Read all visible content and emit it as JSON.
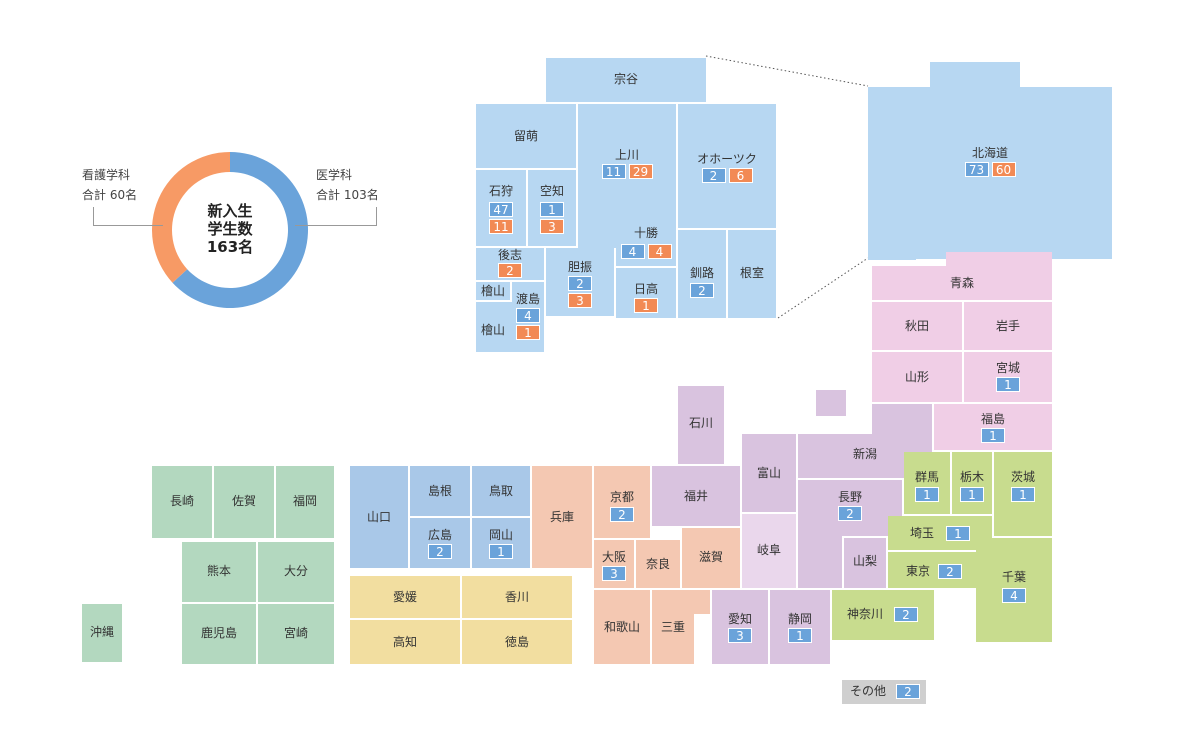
{
  "summary": {
    "center": [
      "新入生",
      "学生数",
      "163名"
    ],
    "nursing": {
      "label": "看護学科",
      "total": "合計 60名",
      "value": 60
    },
    "medicine": {
      "label": "医学科",
      "total": "合計 103名",
      "value": 103
    }
  },
  "colors": {
    "medical_chip": "#6aa3da",
    "nursing_chip": "#f28a55",
    "hokkaido": "#b7d7f2",
    "tohoku": "#f0cee6",
    "kanto": "#c8dc8e",
    "chubu": "#d9c3df",
    "kinki": "#f4c8b2",
    "chugoku": "#a9c8e8",
    "shikoku": "#f2dea0",
    "kyushu": "#b3d8bf",
    "other": "#cfcfcf"
  },
  "hokkaido_regions": [
    {
      "name": "宗谷",
      "medicine": null,
      "nursing": null
    },
    {
      "name": "留萌",
      "medicine": null,
      "nursing": null
    },
    {
      "name": "上川",
      "medicine": "11",
      "nursing": "29"
    },
    {
      "name": "オホーツク",
      "medicine": "2",
      "nursing": "6"
    },
    {
      "name": "石狩",
      "medicine": "47",
      "nursing": "11"
    },
    {
      "name": "空知",
      "medicine": "1",
      "nursing": "3"
    },
    {
      "name": "十勝",
      "medicine": "4",
      "nursing": "4"
    },
    {
      "name": "後志",
      "medicine": null,
      "nursing": "2"
    },
    {
      "name": "胆振",
      "medicine": "2",
      "nursing": "3"
    },
    {
      "name": "釧路",
      "medicine": "2",
      "nursing": null
    },
    {
      "name": "根室",
      "medicine": null,
      "nursing": null
    },
    {
      "name": "日高",
      "medicine": null,
      "nursing": "1"
    },
    {
      "name": "檜山",
      "medicine": null,
      "nursing": null
    },
    {
      "name": "渡島",
      "medicine": "4",
      "nursing": "1"
    },
    {
      "name": "檜山",
      "medicine": null,
      "nursing": null
    }
  ],
  "prefectures": [
    {
      "name": "北海道",
      "medicine": "73",
      "nursing": "60"
    },
    {
      "name": "青森",
      "medicine": null,
      "nursing": null
    },
    {
      "name": "秋田",
      "medicine": null,
      "nursing": null
    },
    {
      "name": "岩手",
      "medicine": null,
      "nursing": null
    },
    {
      "name": "山形",
      "medicine": null,
      "nursing": null
    },
    {
      "name": "宮城",
      "medicine": "1",
      "nursing": null
    },
    {
      "name": "福島",
      "medicine": "1",
      "nursing": null
    },
    {
      "name": "新潟",
      "medicine": null,
      "nursing": null
    },
    {
      "name": "石川",
      "medicine": null,
      "nursing": null
    },
    {
      "name": "富山",
      "medicine": null,
      "nursing": null
    },
    {
      "name": "福井",
      "medicine": null,
      "nursing": null
    },
    {
      "name": "長野",
      "medicine": "2",
      "nursing": null
    },
    {
      "name": "岐阜",
      "medicine": null,
      "nursing": null
    },
    {
      "name": "山梨",
      "medicine": null,
      "nursing": null
    },
    {
      "name": "愛知",
      "medicine": "3",
      "nursing": null
    },
    {
      "name": "静岡",
      "medicine": "1",
      "nursing": null
    },
    {
      "name": "群馬",
      "medicine": "1",
      "nursing": null
    },
    {
      "name": "栃木",
      "medicine": "1",
      "nursing": null
    },
    {
      "name": "茨城",
      "medicine": "1",
      "nursing": null
    },
    {
      "name": "埼玉",
      "medicine": "1",
      "nursing": null
    },
    {
      "name": "東京",
      "medicine": "2",
      "nursing": null
    },
    {
      "name": "千葉",
      "medicine": "4",
      "nursing": null
    },
    {
      "name": "神奈川",
      "medicine": "2",
      "nursing": null
    },
    {
      "name": "京都",
      "medicine": "2",
      "nursing": null
    },
    {
      "name": "兵庫",
      "medicine": null,
      "nursing": null
    },
    {
      "name": "大阪",
      "medicine": "3",
      "nursing": null
    },
    {
      "name": "奈良",
      "medicine": null,
      "nursing": null
    },
    {
      "name": "滋賀",
      "medicine": null,
      "nursing": null
    },
    {
      "name": "和歌山",
      "medicine": null,
      "nursing": null
    },
    {
      "name": "三重",
      "medicine": null,
      "nursing": null
    },
    {
      "name": "山口",
      "medicine": null,
      "nursing": null
    },
    {
      "name": "島根",
      "medicine": null,
      "nursing": null
    },
    {
      "name": "鳥取",
      "medicine": null,
      "nursing": null
    },
    {
      "name": "広島",
      "medicine": "2",
      "nursing": null
    },
    {
      "name": "岡山",
      "medicine": "1",
      "nursing": null
    },
    {
      "name": "愛媛",
      "medicine": null,
      "nursing": null
    },
    {
      "name": "香川",
      "medicine": null,
      "nursing": null
    },
    {
      "name": "高知",
      "medicine": null,
      "nursing": null
    },
    {
      "name": "徳島",
      "medicine": null,
      "nursing": null
    },
    {
      "name": "長崎",
      "medicine": null,
      "nursing": null
    },
    {
      "name": "佐賀",
      "medicine": null,
      "nursing": null
    },
    {
      "name": "福岡",
      "medicine": null,
      "nursing": null
    },
    {
      "name": "熊本",
      "medicine": null,
      "nursing": null
    },
    {
      "name": "大分",
      "medicine": null,
      "nursing": null
    },
    {
      "name": "鹿児島",
      "medicine": null,
      "nursing": null
    },
    {
      "name": "宮崎",
      "medicine": null,
      "nursing": null
    },
    {
      "name": "沖縄",
      "medicine": null,
      "nursing": null
    },
    {
      "name": "その他",
      "medicine": "2",
      "nursing": null
    }
  ]
}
==================================================
# Short task
The data should be printed again unchanged; leave its pictures out.

# Correct output
Read all visible content and emit it as JSON.
{
  "summary": {
    "center": [
      "新入生",
      "学生数",
      "163名"
    ],
    "nursing": {
      "label": "看護学科",
      "total": "合計 60名",
      "value": 60
    },
    "medicine": {
      "label": "医学科",
      "total": "合計 103名",
      "value": 103
    }
  },
  "colors": {
    "medical_chip": "#6aa3da",
    "nursing_chip": "#f28a55",
    "hokkaido": "#b7d7f2",
    "tohoku": "#f0cee6",
    "kanto": "#c8dc8e",
    "chubu": "#d9c3df",
    "kinki": "#f4c8b2",
    "chugoku": "#a9c8e8",
    "shikoku": "#f2dea0",
    "kyushu": "#b3d8bf",
    "other": "#cfcfcf"
  },
  "hokkaido_regions": [
    {
      "name": "宗谷",
      "medicine": null,
      "nursing": null
    },
    {
      "name": "留萌",
      "medicine": null,
      "nursing": null
    },
    {
      "name": "上川",
      "medicine": "11",
      "nursing": "29"
    },
    {
      "name": "オホーツク",
      "medicine": "2",
      "nursing": "6"
    },
    {
      "name": "石狩",
      "medicine": "47",
      "nursing": "11"
    },
    {
      "name": "空知",
      "medicine": "1",
      "nursing": "3"
    },
    {
      "name": "十勝",
      "medicine": "4",
      "nursing": "4"
    },
    {
      "name": "後志",
      "medicine": null,
      "nursing": "2"
    },
    {
      "name": "胆振",
      "medicine": "2",
      "nursing": "3"
    },
    {
      "name": "釧路",
      "medicine": "2",
      "nursing": null
    },
    {
      "name": "根室",
      "medicine": null,
      "nursing": null
    },
    {
      "name": "日高",
      "medicine": null,
      "nursing": "1"
    },
    {
      "name": "檜山",
      "medicine": null,
      "nursing": null
    },
    {
      "name": "渡島",
      "medicine": "4",
      "nursing": "1"
    },
    {
      "name": "檜山",
      "medicine": null,
      "nursing": null
    }
  ],
  "prefectures": [
    {
      "name": "北海道",
      "medicine": "73",
      "nursing": "60"
    },
    {
      "name": "青森",
      "medicine": null,
      "nursing": null
    },
    {
      "name": "秋田",
      "medicine": null,
      "nursing": null
    },
    {
      "name": "岩手",
      "medicine": null,
      "nursing": null
    },
    {
      "name": "山形",
      "medicine": null,
      "nursing": null
    },
    {
      "name": "宮城",
      "medicine": "1",
      "nursing": null
    },
    {
      "name": "福島",
      "medicine": "1",
      "nursing": null
    },
    {
      "name": "新潟",
      "medicine": null,
      "nursing": null
    },
    {
      "name": "石川",
      "medicine": null,
      "nursing": null
    },
    {
      "name": "富山",
      "medicine": null,
      "nursing": null
    },
    {
      "name": "福井",
      "medicine": null,
      "nursing": null
    },
    {
      "name": "長野",
      "medicine": "2",
      "nursing": null
    },
    {
      "name": "岐阜",
      "medicine": null,
      "nursing": null
    },
    {
      "name": "山梨",
      "medicine": null,
      "nursing": null
    },
    {
      "name": "愛知",
      "medicine": "3",
      "nursing": null
    },
    {
      "name": "静岡",
      "medicine": "1",
      "nursing": null
    },
    {
      "name": "群馬",
      "medicine": "1",
      "nursing": null
    },
    {
      "name": "栃木",
      "medicine": "1",
      "nursing": null
    },
    {
      "name": "茨城",
      "medicine": "1",
      "nursing": null
    },
    {
      "name": "埼玉",
      "medicine": "1",
      "nursing": null
    },
    {
      "name": "東京",
      "medicine": "2",
      "nursing": null
    },
    {
      "name": "千葉",
      "medicine": "4",
      "nursing": null
    },
    {
      "name": "神奈川",
      "medicine": "2",
      "nursing": null
    },
    {
      "name": "京都",
      "medicine": "2",
      "nursing": null
    },
    {
      "name": "兵庫",
      "medicine": null,
      "nursing": null
    },
    {
      "name": "大阪",
      "medicine": "3",
      "nursing": null
    },
    {
      "name": "奈良",
      "medicine": null,
      "nursing": null
    },
    {
      "name": "滋賀",
      "medicine": null,
      "nursing": null
    },
    {
      "name": "和歌山",
      "medicine": null,
      "nursing": null
    },
    {
      "name": "三重",
      "medicine": null,
      "nursing": null
    },
    {
      "name": "山口",
      "medicine": null,
      "nursing": null
    },
    {
      "name": "島根",
      "medicine": null,
      "nursing": null
    },
    {
      "name": "鳥取",
      "medicine": null,
      "nursing": null
    },
    {
      "name": "広島",
      "medicine": "2",
      "nursing": null
    },
    {
      "name": "岡山",
      "medicine": "1",
      "nursing": null
    },
    {
      "name": "愛媛",
      "medicine": null,
      "nursing": null
    },
    {
      "name": "香川",
      "medicine": null,
      "nursing": null
    },
    {
      "name": "高知",
      "medicine": null,
      "nursing": null
    },
    {
      "name": "徳島",
      "medicine": null,
      "nursing": null
    },
    {
      "name": "長崎",
      "medicine": null,
      "nursing": null
    },
    {
      "name": "佐賀",
      "medicine": null,
      "nursing": null
    },
    {
      "name": "福岡",
      "medicine": null,
      "nursing": null
    },
    {
      "name": "熊本",
      "medicine": null,
      "nursing": null
    },
    {
      "name": "大分",
      "medicine": null,
      "nursing": null
    },
    {
      "name": "鹿児島",
      "medicine": null,
      "nursing": null
    },
    {
      "name": "宮崎",
      "medicine": null,
      "nursing": null
    },
    {
      "name": "沖縄",
      "medicine": null,
      "nursing": null
    },
    {
      "name": "その他",
      "medicine": "2",
      "nursing": null
    }
  ]
}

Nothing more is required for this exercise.